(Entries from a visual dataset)
____

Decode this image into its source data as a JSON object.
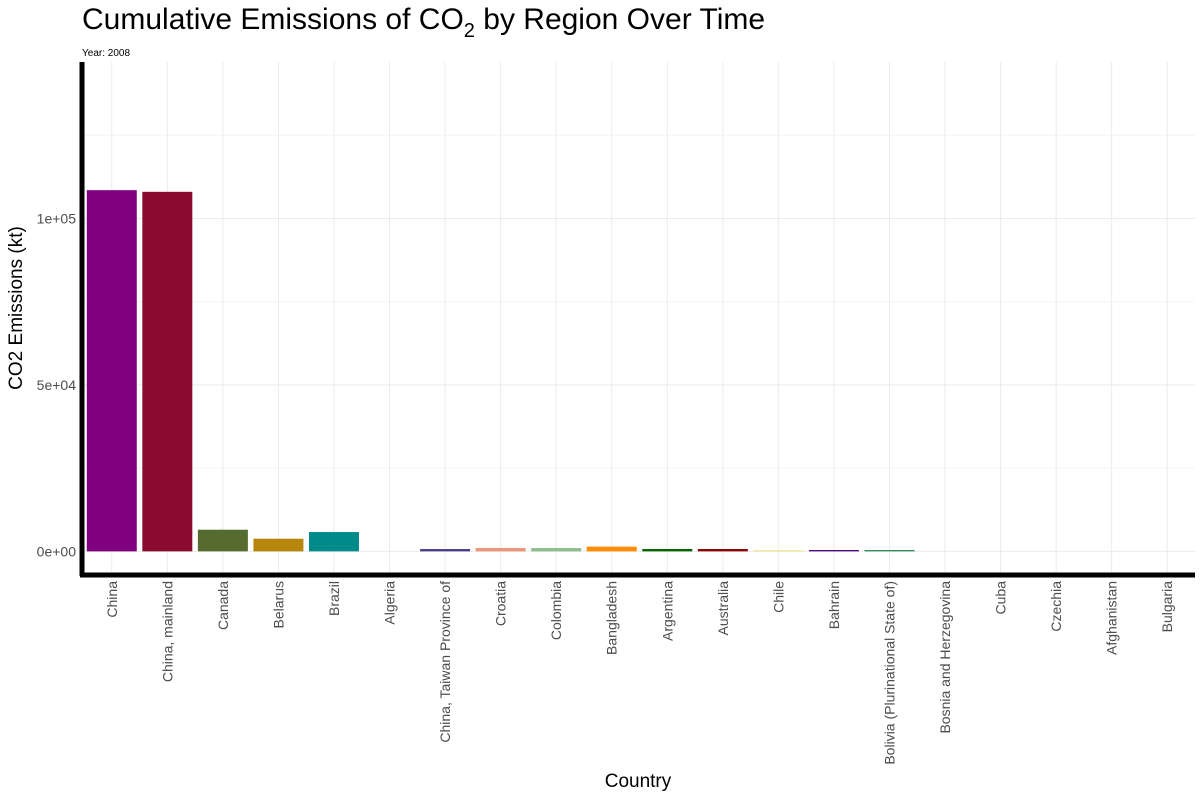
{
  "chart_data": {
    "type": "bar",
    "title_main": "Cumulative Emissions of CO",
    "title_sub": "2",
    "title_rest": " by Region Over Time",
    "subtitle": "Year: 2008",
    "xlabel": "Country",
    "ylabel": "CO2 Emissions (kt)",
    "ylim": [
      -6800,
      147000
    ],
    "yticks": [
      0,
      50000,
      100000
    ],
    "ytick_labels": [
      "0e+00",
      "5e+04",
      "1e+05"
    ],
    "grid": true,
    "legend": "none",
    "categories": [
      "China",
      "China, mainland",
      "Canada",
      "Belarus",
      "Brazil",
      "Algeria",
      "China, Taiwan Province of",
      "Croatia",
      "Colombia",
      "Bangladesh",
      "Argentina",
      "Australia",
      "Chile",
      "Bahrain",
      "Bolivia (Plurinational State of)",
      "Bosnia and Herzegovina",
      "Cuba",
      "Czechia",
      "Afghanistan",
      "Bulgaria"
    ],
    "values": [
      108500,
      108000,
      6500,
      3800,
      5800,
      0,
      700,
      1000,
      1000,
      1400,
      700,
      700,
      350,
      400,
      400,
      0,
      0,
      0,
      0,
      0
    ],
    "colors": [
      "#800080",
      "#8b0a2f",
      "#556b2f",
      "#b8860b",
      "#008b8b",
      "#ffffff",
      "#483d8b",
      "#e9967a",
      "#8fbc8f",
      "#ff8c00",
      "#006400",
      "#8b0000",
      "#f0e68c",
      "#4b0082",
      "#2e8b57",
      "#ffffff",
      "#ffffff",
      "#ffffff",
      "#ffffff",
      "#ffffff"
    ]
  }
}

____

In the copy, include all records verbatim but no images.

Decode this image into its source data as a JSON object.
{
  "chart_data": {
    "type": "bar",
    "title_main": "Cumulative Emissions of CO",
    "title_sub": "2",
    "title_rest": " by Region Over Time",
    "subtitle": "Year: 2008",
    "xlabel": "Country",
    "ylabel": "CO2 Emissions (kt)",
    "ylim": [
      -6800,
      147000
    ],
    "yticks": [
      0,
      50000,
      100000
    ],
    "ytick_labels": [
      "0e+00",
      "5e+04",
      "1e+05"
    ],
    "grid": true,
    "legend": "none",
    "categories": [
      "China",
      "China, mainland",
      "Canada",
      "Belarus",
      "Brazil",
      "Algeria",
      "China, Taiwan Province of",
      "Croatia",
      "Colombia",
      "Bangladesh",
      "Argentina",
      "Australia",
      "Chile",
      "Bahrain",
      "Bolivia (Plurinational State of)",
      "Bosnia and Herzegovina",
      "Cuba",
      "Czechia",
      "Afghanistan",
      "Bulgaria"
    ],
    "values": [
      108500,
      108000,
      6500,
      3800,
      5800,
      0,
      700,
      1000,
      1000,
      1400,
      700,
      700,
      350,
      400,
      400,
      0,
      0,
      0,
      0,
      0
    ],
    "colors": [
      "#800080",
      "#8b0a2f",
      "#556b2f",
      "#b8860b",
      "#008b8b",
      "#ffffff",
      "#483d8b",
      "#e9967a",
      "#8fbc8f",
      "#ff8c00",
      "#006400",
      "#8b0000",
      "#f0e68c",
      "#4b0082",
      "#2e8b57",
      "#ffffff",
      "#ffffff",
      "#ffffff",
      "#ffffff",
      "#ffffff"
    ]
  }
}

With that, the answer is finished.